WHAT IS REQUIRED:
Print the listing below verbatim, preserving every line without alteration.
** start **
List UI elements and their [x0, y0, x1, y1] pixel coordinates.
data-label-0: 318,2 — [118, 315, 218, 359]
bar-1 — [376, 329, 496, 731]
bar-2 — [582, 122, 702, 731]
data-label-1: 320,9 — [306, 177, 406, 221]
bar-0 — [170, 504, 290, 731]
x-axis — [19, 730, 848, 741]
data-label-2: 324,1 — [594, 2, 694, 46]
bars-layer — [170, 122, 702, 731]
** end **
OUTPUT:
List UI elements and their [x0, y0, x1, y1] pixel coordinates.
data-label-0: 318,2 — [118, 315, 218, 359]
bar-1 — [376, 329, 496, 731]
bar-2 — [582, 122, 702, 731]
data-label-1: 320,9 — [306, 177, 406, 221]
bar-0 — [170, 504, 290, 731]
x-axis — [19, 730, 848, 741]
data-label-2: 324,1 — [594, 2, 694, 46]
bars-layer — [170, 122, 702, 731]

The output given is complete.